### [THE INPUT]
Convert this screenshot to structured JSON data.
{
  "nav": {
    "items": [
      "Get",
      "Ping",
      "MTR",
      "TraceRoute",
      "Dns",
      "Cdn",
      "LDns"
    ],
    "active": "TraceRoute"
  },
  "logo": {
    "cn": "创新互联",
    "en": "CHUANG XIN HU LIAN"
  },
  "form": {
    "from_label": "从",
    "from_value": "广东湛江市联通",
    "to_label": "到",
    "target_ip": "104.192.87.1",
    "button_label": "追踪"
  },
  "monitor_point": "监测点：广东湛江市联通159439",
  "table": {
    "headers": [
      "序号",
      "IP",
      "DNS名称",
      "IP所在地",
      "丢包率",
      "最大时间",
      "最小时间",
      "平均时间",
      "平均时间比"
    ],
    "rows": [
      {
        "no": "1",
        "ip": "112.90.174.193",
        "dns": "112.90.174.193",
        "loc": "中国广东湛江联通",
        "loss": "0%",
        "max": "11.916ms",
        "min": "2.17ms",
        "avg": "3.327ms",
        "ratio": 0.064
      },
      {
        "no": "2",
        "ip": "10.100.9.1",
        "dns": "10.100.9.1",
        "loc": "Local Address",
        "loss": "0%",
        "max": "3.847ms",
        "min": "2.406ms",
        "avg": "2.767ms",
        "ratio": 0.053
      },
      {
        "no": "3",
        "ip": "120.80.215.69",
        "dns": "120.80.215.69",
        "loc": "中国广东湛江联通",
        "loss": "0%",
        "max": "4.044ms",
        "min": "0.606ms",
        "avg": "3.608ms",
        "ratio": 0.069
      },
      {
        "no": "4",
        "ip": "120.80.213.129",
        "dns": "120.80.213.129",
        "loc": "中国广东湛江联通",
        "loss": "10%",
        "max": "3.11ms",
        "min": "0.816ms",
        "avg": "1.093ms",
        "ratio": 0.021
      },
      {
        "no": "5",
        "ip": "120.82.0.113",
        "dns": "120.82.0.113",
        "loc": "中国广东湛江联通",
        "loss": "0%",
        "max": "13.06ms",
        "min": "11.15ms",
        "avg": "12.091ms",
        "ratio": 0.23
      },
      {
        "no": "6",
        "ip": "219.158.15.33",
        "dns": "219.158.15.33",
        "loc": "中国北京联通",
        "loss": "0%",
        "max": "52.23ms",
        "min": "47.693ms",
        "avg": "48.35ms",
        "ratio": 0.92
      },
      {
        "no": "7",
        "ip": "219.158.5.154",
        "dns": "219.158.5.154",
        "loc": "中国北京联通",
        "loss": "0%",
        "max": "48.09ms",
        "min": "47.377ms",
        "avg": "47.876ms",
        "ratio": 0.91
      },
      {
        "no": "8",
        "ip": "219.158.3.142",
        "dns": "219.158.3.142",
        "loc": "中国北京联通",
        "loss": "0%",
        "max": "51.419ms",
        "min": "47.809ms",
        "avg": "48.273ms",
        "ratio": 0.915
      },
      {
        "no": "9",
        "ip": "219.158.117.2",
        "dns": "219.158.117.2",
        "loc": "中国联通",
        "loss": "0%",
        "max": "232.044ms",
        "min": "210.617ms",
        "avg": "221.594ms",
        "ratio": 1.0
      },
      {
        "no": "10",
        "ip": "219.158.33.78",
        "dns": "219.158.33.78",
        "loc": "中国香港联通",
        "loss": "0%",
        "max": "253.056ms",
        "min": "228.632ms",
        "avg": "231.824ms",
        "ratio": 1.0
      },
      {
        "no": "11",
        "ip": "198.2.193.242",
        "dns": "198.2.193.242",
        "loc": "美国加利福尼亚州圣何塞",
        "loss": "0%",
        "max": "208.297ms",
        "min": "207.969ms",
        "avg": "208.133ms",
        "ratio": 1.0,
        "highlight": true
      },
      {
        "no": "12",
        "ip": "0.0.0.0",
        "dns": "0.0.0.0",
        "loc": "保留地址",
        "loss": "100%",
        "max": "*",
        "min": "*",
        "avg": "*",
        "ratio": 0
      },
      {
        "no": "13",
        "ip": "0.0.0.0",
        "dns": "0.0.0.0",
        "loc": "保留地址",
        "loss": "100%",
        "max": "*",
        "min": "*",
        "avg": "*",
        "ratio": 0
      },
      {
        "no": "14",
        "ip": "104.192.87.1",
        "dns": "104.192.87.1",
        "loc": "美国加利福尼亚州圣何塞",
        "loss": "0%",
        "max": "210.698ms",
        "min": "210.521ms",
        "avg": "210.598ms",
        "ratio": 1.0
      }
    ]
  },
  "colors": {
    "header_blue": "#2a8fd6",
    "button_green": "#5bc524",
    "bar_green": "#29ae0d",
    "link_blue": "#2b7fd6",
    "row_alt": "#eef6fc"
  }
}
==
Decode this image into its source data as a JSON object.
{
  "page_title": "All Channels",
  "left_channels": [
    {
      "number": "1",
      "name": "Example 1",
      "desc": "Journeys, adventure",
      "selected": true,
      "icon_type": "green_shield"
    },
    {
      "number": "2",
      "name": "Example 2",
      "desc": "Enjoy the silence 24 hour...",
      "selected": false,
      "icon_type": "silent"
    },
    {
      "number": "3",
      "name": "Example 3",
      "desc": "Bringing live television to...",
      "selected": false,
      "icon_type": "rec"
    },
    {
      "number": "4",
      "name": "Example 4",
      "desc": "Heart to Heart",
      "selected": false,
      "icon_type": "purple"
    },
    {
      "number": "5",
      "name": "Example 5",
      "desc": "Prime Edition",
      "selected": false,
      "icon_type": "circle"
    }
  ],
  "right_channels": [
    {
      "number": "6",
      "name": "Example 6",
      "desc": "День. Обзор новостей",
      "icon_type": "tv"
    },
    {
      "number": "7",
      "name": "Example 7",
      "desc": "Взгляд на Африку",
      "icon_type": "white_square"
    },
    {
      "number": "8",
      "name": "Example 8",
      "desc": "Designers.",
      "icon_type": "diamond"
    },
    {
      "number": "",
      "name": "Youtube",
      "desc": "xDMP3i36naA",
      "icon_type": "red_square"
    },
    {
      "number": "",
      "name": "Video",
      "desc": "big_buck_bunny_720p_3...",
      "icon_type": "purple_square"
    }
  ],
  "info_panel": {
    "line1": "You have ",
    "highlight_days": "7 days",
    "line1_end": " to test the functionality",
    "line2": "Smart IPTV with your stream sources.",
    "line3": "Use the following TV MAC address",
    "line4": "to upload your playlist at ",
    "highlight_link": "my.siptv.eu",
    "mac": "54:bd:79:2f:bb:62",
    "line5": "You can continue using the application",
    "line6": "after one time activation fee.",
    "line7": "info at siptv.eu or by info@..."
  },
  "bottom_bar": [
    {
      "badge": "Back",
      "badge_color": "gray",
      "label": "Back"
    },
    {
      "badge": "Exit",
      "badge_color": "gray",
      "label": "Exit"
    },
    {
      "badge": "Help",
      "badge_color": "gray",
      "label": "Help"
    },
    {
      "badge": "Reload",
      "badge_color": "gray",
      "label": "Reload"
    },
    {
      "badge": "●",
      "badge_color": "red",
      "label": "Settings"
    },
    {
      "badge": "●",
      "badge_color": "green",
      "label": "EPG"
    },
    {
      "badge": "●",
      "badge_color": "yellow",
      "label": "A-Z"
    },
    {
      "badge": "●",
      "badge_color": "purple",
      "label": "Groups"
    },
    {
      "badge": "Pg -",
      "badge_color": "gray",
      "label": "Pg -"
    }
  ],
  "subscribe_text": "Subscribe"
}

### [TASK BRIEF]
Lines that hold the word "name" are the ones to return, every one of them.

### [FINAL ANSWER]
      "name": "Example 1",
      "name": "Example 2",
      "name": "Example 3",
      "name": "Example 4",
      "name": "Example 5",
      "name": "Example 6",
      "name": "Example 7",
      "name": "Example 8",
      "name": "Youtube",
      "name": "Video",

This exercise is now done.